= Exercise =
Copy out the data below verbatim.

= Provided material =

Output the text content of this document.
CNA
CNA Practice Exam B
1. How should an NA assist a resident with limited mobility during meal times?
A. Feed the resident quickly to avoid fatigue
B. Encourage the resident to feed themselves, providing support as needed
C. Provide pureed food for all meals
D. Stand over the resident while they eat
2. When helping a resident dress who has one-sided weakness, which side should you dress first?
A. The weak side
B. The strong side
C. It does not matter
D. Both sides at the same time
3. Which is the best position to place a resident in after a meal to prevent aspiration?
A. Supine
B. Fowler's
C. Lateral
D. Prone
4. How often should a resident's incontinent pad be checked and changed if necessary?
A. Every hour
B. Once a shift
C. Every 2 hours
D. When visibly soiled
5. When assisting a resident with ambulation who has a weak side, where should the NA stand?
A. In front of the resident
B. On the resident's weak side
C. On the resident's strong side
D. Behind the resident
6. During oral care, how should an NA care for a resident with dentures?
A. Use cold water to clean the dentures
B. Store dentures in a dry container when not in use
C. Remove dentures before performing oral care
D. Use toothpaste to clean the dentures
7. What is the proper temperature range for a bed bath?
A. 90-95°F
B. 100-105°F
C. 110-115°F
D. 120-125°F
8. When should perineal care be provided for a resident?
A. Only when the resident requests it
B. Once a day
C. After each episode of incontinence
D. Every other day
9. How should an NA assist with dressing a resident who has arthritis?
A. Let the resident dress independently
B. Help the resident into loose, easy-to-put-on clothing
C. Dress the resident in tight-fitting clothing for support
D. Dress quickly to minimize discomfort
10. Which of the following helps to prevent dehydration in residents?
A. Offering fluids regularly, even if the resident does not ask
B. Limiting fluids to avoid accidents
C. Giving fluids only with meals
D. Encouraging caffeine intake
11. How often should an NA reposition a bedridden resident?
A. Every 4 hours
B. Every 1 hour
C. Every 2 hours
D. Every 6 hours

= Answer to the problem =
Output the text content of this document.
CNA
CNA Practice Exam B
1. How should an NA assist a resident with limited mobility during meal times?
A. Feed the resident quickly to avoid fatigue
B. Encourage the resident to feed themselves, providing support as needed
C. Provide pureed food for all meals
D. Stand over the resident while they eat
2. When helping a resident dress who has one-sided weakness, which side should you dress first?
A. The weak side
B. The strong side
C. It does not matter
D. Both sides at the same time
3. Which is the best position to place a resident in after a meal to prevent aspiration?
A. Supine
B. Fowler's
C. Lateral
D. Prone
4. How often should a resident's incontinent pad be checked and changed if necessary?
A. Every hour
B. Once a shift
C. Every 2 hours
D. When visibly soiled
5. When assisting a resident with ambulation who has a weak side, where should the NA stand?
A. In front of the resident
B. On the resident's weak side
C. On the resident's strong side
D. Behind the resident
6. During oral care, how should an NA care for a resident with dentures?
A. Use cold water to clean the dentures
B. Store dentures in a dry container when not in use
C. Remove dentures before performing oral care
D. Use toothpaste to clean the dentures
7. What is the proper temperature range for a bed bath?
A. 90-95°F
B. 100-105°F
C. 110-115°F
D. 120-125°F
8. When should perineal care be provided for a resident?
A. Only when the resident requests it
B. Once a day
C. After each episode of incontinence
D. Every other day
9. How should an NA assist with dressing a resident who has arthritis?
A. Let the resident dress independently
B. Help the resident into loose, easy-to-put-on clothing
C. Dress the resident in tight-fitting clothing for support
D. Dress quickly to minimize discomfort
10. Which of the following helps to prevent dehydration in residents?
A. Offering fluids regularly, even if the resident does not ask
B. Limiting fluids to avoid accidents
C. Giving fluids only with meals
D. Encouraging caffeine intake
11. How often should an NA reposition a bedridden resident?
A. Every 4 hours
B. Every 1 hour
C. Every 2 hours
D. Every 6 hours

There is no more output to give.